### Figure record extracts
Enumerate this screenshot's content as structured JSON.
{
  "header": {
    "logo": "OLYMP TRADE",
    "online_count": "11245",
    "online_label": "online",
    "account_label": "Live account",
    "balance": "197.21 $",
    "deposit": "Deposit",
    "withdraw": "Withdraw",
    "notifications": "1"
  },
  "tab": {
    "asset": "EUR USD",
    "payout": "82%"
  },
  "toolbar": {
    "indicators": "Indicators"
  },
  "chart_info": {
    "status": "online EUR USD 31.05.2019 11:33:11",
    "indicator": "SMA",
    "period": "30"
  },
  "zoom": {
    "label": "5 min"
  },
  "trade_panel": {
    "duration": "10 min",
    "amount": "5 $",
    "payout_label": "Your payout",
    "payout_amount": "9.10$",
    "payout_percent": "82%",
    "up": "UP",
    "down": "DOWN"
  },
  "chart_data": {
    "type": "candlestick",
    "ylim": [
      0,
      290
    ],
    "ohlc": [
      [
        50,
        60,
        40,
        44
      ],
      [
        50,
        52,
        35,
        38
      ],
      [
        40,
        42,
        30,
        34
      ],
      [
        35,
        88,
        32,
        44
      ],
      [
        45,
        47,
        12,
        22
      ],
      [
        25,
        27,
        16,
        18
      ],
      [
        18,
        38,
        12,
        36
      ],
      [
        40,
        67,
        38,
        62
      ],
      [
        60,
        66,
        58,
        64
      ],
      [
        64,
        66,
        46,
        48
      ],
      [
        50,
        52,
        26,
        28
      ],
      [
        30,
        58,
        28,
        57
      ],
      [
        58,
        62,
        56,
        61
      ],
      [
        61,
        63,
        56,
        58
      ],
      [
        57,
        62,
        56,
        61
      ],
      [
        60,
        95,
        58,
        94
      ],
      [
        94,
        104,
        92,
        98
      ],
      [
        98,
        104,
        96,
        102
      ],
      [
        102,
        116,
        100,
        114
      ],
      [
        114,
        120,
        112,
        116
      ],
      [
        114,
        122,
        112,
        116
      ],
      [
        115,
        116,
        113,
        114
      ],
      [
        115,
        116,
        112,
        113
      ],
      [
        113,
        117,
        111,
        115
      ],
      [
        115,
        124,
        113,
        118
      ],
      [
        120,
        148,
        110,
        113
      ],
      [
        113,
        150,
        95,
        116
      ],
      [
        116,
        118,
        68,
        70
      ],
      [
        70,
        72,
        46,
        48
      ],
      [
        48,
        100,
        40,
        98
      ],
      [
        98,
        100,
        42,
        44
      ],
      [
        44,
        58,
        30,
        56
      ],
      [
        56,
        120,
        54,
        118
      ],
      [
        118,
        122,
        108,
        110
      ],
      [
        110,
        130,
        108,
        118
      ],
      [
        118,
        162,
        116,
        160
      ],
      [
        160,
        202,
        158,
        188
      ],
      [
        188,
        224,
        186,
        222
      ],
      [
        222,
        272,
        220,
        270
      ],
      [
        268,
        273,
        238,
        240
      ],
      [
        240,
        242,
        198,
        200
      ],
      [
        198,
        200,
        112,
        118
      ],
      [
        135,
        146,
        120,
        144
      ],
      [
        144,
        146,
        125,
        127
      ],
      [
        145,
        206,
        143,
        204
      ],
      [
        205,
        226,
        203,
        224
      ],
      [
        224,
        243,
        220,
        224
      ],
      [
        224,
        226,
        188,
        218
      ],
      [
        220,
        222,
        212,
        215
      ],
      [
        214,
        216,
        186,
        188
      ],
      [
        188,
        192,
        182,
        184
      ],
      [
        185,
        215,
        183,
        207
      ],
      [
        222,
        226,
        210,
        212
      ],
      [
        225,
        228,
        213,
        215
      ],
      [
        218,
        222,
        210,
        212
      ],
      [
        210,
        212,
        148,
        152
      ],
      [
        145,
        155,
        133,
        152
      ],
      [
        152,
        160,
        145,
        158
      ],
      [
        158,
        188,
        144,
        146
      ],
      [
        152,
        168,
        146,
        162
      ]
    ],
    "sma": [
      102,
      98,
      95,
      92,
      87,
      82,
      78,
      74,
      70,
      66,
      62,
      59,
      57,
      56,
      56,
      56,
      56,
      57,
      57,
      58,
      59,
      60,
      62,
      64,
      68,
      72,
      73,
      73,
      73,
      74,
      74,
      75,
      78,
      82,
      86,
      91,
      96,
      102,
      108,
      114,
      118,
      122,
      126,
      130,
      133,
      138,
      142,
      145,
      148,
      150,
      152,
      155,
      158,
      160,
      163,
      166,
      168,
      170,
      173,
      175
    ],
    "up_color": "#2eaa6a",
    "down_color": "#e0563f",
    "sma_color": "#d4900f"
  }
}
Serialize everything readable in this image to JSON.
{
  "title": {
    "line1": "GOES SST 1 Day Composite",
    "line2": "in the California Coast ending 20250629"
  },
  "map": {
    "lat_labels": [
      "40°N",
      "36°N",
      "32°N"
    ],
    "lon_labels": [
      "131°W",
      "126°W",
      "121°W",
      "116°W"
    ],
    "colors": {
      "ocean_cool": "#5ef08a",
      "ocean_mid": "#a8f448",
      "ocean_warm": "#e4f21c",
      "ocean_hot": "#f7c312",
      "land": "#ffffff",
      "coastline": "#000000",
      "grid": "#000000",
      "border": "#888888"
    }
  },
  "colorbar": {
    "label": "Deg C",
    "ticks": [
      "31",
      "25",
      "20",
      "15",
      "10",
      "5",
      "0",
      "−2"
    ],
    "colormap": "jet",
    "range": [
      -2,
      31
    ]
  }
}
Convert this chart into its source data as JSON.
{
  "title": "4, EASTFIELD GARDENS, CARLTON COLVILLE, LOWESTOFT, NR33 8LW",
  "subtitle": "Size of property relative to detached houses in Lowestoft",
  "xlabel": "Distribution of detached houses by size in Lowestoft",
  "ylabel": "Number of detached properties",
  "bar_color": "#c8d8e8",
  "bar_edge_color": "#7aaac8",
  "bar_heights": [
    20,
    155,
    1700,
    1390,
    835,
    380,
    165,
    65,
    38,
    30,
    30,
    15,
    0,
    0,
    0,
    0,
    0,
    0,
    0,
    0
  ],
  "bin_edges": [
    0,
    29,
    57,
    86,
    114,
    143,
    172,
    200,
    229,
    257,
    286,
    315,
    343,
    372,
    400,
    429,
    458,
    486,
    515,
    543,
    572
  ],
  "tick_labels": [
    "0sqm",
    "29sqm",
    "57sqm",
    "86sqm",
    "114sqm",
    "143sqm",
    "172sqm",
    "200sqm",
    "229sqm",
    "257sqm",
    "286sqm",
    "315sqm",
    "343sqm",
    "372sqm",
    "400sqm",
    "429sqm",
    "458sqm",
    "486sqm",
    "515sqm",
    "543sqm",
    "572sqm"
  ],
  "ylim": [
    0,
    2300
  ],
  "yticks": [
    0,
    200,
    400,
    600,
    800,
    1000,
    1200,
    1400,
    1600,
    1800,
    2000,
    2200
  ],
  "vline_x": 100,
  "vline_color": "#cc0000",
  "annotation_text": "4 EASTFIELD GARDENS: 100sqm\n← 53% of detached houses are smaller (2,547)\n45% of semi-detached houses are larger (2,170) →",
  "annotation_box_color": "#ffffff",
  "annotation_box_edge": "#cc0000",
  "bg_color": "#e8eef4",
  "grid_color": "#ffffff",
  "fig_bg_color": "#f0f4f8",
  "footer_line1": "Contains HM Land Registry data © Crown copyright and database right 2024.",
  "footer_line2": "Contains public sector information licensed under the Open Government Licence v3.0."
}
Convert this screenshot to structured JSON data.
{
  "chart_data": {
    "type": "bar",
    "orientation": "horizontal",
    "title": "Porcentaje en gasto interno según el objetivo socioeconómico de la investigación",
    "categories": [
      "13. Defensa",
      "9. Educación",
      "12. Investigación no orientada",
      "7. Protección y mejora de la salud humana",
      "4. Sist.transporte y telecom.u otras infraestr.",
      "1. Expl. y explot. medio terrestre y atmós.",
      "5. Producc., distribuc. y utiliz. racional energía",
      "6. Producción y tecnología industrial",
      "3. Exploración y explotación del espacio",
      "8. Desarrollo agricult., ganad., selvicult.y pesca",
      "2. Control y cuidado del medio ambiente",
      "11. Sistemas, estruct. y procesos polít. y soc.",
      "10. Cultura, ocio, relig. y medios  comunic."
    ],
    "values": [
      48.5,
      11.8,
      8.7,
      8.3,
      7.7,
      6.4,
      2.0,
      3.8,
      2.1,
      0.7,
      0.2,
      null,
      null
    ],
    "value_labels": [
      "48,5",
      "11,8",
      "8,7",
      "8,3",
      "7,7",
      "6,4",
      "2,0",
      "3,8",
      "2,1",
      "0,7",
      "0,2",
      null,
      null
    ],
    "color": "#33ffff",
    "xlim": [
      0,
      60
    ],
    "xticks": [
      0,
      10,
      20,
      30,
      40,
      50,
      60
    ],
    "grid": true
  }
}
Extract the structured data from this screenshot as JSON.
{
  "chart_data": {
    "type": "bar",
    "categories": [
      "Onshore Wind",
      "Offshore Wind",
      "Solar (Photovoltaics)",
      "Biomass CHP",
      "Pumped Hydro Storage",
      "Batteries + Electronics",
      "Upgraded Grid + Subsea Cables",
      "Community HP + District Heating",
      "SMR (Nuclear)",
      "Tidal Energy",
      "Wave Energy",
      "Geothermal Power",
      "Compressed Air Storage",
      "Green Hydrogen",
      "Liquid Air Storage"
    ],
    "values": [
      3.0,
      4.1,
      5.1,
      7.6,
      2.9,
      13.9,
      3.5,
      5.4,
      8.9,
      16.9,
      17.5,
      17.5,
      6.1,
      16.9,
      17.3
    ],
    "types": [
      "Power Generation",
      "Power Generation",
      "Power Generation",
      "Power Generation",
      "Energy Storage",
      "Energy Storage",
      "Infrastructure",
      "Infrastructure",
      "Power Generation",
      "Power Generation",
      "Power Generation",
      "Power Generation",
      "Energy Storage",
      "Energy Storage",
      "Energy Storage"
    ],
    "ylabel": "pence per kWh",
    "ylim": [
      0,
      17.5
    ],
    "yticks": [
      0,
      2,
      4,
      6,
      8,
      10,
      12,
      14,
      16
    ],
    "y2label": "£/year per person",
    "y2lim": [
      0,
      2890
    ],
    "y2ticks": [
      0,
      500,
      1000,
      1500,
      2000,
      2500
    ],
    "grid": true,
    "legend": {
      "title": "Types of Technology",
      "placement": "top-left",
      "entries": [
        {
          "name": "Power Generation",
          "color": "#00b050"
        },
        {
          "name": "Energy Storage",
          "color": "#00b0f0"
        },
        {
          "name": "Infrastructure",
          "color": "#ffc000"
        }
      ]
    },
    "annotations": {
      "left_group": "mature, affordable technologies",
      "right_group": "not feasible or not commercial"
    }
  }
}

### Task
Using the records given above, list every line that includes the word "name".

### Written response
          "name": "Power Generation",
          "name": "Energy Storage",
          "name": "Infrastructure",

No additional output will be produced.